§ **GIVEN EXERCISE**:
Every line of the records below should be restated exactly.

━━━━

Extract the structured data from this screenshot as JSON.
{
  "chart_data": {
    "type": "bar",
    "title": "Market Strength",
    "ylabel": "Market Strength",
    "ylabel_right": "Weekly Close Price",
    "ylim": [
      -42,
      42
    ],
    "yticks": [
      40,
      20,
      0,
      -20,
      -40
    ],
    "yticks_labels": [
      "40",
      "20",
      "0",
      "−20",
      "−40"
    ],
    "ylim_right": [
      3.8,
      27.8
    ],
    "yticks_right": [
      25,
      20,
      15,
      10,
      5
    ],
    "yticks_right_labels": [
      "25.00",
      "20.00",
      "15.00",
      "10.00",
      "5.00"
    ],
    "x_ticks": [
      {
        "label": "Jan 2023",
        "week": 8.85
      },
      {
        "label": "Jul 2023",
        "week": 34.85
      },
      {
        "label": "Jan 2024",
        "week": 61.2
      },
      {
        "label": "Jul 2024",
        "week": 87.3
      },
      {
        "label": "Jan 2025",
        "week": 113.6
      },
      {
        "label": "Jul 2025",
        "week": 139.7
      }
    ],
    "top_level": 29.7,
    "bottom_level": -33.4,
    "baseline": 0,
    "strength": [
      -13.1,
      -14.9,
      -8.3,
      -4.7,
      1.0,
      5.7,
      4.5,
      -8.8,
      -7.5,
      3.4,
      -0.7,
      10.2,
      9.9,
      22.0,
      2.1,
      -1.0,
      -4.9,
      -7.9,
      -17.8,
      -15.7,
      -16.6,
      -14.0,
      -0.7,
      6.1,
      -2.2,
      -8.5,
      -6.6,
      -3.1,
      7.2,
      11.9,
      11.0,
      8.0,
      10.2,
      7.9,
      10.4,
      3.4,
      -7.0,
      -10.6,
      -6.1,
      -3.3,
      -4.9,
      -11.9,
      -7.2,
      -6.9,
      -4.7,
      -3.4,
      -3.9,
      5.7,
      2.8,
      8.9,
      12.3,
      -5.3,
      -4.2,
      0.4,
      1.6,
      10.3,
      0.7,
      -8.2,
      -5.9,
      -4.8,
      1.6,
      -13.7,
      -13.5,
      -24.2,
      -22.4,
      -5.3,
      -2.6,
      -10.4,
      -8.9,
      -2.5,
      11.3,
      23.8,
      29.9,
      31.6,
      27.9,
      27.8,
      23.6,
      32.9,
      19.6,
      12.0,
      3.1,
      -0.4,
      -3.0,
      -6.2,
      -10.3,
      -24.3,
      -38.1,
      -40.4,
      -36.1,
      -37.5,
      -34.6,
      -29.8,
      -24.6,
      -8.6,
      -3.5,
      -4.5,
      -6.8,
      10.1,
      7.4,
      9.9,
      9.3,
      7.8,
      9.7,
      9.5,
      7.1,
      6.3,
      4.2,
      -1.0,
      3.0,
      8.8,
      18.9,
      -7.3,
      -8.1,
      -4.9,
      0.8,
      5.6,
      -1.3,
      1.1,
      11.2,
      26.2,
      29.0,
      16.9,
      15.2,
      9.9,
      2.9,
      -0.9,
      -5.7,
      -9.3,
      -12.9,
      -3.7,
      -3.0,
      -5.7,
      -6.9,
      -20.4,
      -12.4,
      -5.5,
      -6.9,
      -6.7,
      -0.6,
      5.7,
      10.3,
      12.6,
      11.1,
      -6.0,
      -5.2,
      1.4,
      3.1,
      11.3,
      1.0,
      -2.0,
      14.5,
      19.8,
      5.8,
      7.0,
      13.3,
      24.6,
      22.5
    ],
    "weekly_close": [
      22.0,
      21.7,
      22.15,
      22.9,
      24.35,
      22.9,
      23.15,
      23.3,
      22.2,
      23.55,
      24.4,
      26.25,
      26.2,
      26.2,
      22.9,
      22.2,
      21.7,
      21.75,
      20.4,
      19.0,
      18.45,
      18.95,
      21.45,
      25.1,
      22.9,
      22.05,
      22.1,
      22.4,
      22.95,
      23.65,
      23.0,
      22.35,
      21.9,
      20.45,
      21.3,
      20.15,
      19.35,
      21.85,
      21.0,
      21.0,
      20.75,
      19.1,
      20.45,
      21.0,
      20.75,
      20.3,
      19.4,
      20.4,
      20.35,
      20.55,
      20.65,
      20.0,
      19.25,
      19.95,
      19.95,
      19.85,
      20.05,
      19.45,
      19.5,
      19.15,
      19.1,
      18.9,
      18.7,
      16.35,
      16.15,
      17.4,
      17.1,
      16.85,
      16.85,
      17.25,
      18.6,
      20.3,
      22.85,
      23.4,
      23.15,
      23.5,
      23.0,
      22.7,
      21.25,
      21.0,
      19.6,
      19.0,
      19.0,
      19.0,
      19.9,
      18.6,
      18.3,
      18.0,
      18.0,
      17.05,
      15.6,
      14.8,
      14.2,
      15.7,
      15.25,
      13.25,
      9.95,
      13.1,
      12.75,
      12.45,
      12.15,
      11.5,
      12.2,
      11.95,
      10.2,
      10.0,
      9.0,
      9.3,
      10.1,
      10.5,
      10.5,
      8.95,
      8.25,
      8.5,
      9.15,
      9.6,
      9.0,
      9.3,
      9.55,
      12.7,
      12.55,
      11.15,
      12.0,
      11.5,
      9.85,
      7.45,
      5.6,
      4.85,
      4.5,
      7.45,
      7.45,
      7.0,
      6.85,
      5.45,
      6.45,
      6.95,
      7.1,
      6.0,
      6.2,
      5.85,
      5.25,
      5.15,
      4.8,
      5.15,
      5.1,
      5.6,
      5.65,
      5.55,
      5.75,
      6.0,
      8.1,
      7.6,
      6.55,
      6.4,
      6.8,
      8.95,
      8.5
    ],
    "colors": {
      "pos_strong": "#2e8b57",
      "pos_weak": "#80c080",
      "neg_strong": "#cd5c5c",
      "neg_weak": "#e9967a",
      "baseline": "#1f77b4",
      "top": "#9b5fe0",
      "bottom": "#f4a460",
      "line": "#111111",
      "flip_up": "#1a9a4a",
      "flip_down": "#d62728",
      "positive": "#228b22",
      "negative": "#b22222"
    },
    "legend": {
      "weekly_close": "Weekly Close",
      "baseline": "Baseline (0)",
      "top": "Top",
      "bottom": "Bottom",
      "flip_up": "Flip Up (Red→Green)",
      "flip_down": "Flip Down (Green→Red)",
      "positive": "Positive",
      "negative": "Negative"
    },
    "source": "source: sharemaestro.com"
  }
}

━━━━

§ **OUTPUT FOR THIS TASK**:
Extract the structured data from this screenshot as JSON.
{
  "chart_data": {
    "type": "bar",
    "title": "Market Strength",
    "ylabel": "Market Strength",
    "ylabel_right": "Weekly Close Price",
    "ylim": [
      -42,
      42
    ],
    "yticks": [
      40,
      20,
      0,
      -20,
      -40
    ],
    "yticks_labels": [
      "40",
      "20",
      "0",
      "−20",
      "−40"
    ],
    "ylim_right": [
      3.8,
      27.8
    ],
    "yticks_right": [
      25,
      20,
      15,
      10,
      5
    ],
    "yticks_right_labels": [
      "25.00",
      "20.00",
      "15.00",
      "10.00",
      "5.00"
    ],
    "x_ticks": [
      {
        "label": "Jan 2023",
        "week": 8.85
      },
      {
        "label": "Jul 2023",
        "week": 34.85
      },
      {
        "label": "Jan 2024",
        "week": 61.2
      },
      {
        "label": "Jul 2024",
        "week": 87.3
      },
      {
        "label": "Jan 2025",
        "week": 113.6
      },
      {
        "label": "Jul 2025",
        "week": 139.7
      }
    ],
    "top_level": 29.7,
    "bottom_level": -33.4,
    "baseline": 0,
    "strength": [
      -13.1,
      -14.9,
      -8.3,
      -4.7,
      1.0,
      5.7,
      4.5,
      -8.8,
      -7.5,
      3.4,
      -0.7,
      10.2,
      9.9,
      22.0,
      2.1,
      -1.0,
      -4.9,
      -7.9,
      -17.8,
      -15.7,
      -16.6,
      -14.0,
      -0.7,
      6.1,
      -2.2,
      -8.5,
      -6.6,
      -3.1,
      7.2,
      11.9,
      11.0,
      8.0,
      10.2,
      7.9,
      10.4,
      3.4,
      -7.0,
      -10.6,
      -6.1,
      -3.3,
      -4.9,
      -11.9,
      -7.2,
      -6.9,
      -4.7,
      -3.4,
      -3.9,
      5.7,
      2.8,
      8.9,
      12.3,
      -5.3,
      -4.2,
      0.4,
      1.6,
      10.3,
      0.7,
      -8.2,
      -5.9,
      -4.8,
      1.6,
      -13.7,
      -13.5,
      -24.2,
      -22.4,
      -5.3,
      -2.6,
      -10.4,
      -8.9,
      -2.5,
      11.3,
      23.8,
      29.9,
      31.6,
      27.9,
      27.8,
      23.6,
      32.9,
      19.6,
      12.0,
      3.1,
      -0.4,
      -3.0,
      -6.2,
      -10.3,
      -24.3,
      -38.1,
      -40.4,
      -36.1,
      -37.5,
      -34.6,
      -29.8,
      -24.6,
      -8.6,
      -3.5,
      -4.5,
      -6.8,
      10.1,
      7.4,
      9.9,
      9.3,
      7.8,
      9.7,
      9.5,
      7.1,
      6.3,
      4.2,
      -1.0,
      3.0,
      8.8,
      18.9,
      -7.3,
      -8.1,
      -4.9,
      0.8,
      5.6,
      -1.3,
      1.1,
      11.2,
      26.2,
      29.0,
      16.9,
      15.2,
      9.9,
      2.9,
      -0.9,
      -5.7,
      -9.3,
      -12.9,
      -3.7,
      -3.0,
      -5.7,
      -6.9,
      -20.4,
      -12.4,
      -5.5,
      -6.9,
      -6.7,
      -0.6,
      5.7,
      10.3,
      12.6,
      11.1,
      -6.0,
      -5.2,
      1.4,
      3.1,
      11.3,
      1.0,
      -2.0,
      14.5,
      19.8,
      5.8,
      7.0,
      13.3,
      24.6,
      22.5
    ],
    "weekly_close": [
      22.0,
      21.7,
      22.15,
      22.9,
      24.35,
      22.9,
      23.15,
      23.3,
      22.2,
      23.55,
      24.4,
      26.25,
      26.2,
      26.2,
      22.9,
      22.2,
      21.7,
      21.75,
      20.4,
      19.0,
      18.45,
      18.95,
      21.45,
      25.1,
      22.9,
      22.05,
      22.1,
      22.4,
      22.95,
      23.65,
      23.0,
      22.35,
      21.9,
      20.45,
      21.3,
      20.15,
      19.35,
      21.85,
      21.0,
      21.0,
      20.75,
      19.1,
      20.45,
      21.0,
      20.75,
      20.3,
      19.4,
      20.4,
      20.35,
      20.55,
      20.65,
      20.0,
      19.25,
      19.95,
      19.95,
      19.85,
      20.05,
      19.45,
      19.5,
      19.15,
      19.1,
      18.9,
      18.7,
      16.35,
      16.15,
      17.4,
      17.1,
      16.85,
      16.85,
      17.25,
      18.6,
      20.3,
      22.85,
      23.4,
      23.15,
      23.5,
      23.0,
      22.7,
      21.25,
      21.0,
      19.6,
      19.0,
      19.0,
      19.0,
      19.9,
      18.6,
      18.3,
      18.0,
      18.0,
      17.05,
      15.6,
      14.8,
      14.2,
      15.7,
      15.25,
      13.25,
      9.95,
      13.1,
      12.75,
      12.45,
      12.15,
      11.5,
      12.2,
      11.95,
      10.2,
      10.0,
      9.0,
      9.3,
      10.1,
      10.5,
      10.5,
      8.95,
      8.25,
      8.5,
      9.15,
      9.6,
      9.0,
      9.3,
      9.55,
      12.7,
      12.55,
      11.15,
      12.0,
      11.5,
      9.85,
      7.45,
      5.6,
      4.85,
      4.5,
      7.45,
      7.45,
      7.0,
      6.85,
      5.45,
      6.45,
      6.95,
      7.1,
      6.0,
      6.2,
      5.85,
      5.25,
      5.15,
      4.8,
      5.15,
      5.1,
      5.6,
      5.65,
      5.55,
      5.75,
      6.0,
      8.1,
      7.6,
      6.55,
      6.4,
      6.8,
      8.95,
      8.5
    ],
    "colors": {
      "pos_strong": "#2e8b57",
      "pos_weak": "#80c080",
      "neg_strong": "#cd5c5c",
      "neg_weak": "#e9967a",
      "baseline": "#1f77b4",
      "top": "#9b5fe0",
      "bottom": "#f4a460",
      "line": "#111111",
      "flip_up": "#1a9a4a",
      "flip_down": "#d62728",
      "positive": "#228b22",
      "negative": "#b22222"
    },
    "legend": {
      "weekly_close": "Weekly Close",
      "baseline": "Baseline (0)",
      "top": "Top",
      "bottom": "Bottom",
      "flip_up": "Flip Up (Red→Green)",
      "flip_down": "Flip Down (Green→Red)",
      "positive": "Positive",
      "negative": "Negative"
    },
    "source": "source: sharemaestro.com"
  }
}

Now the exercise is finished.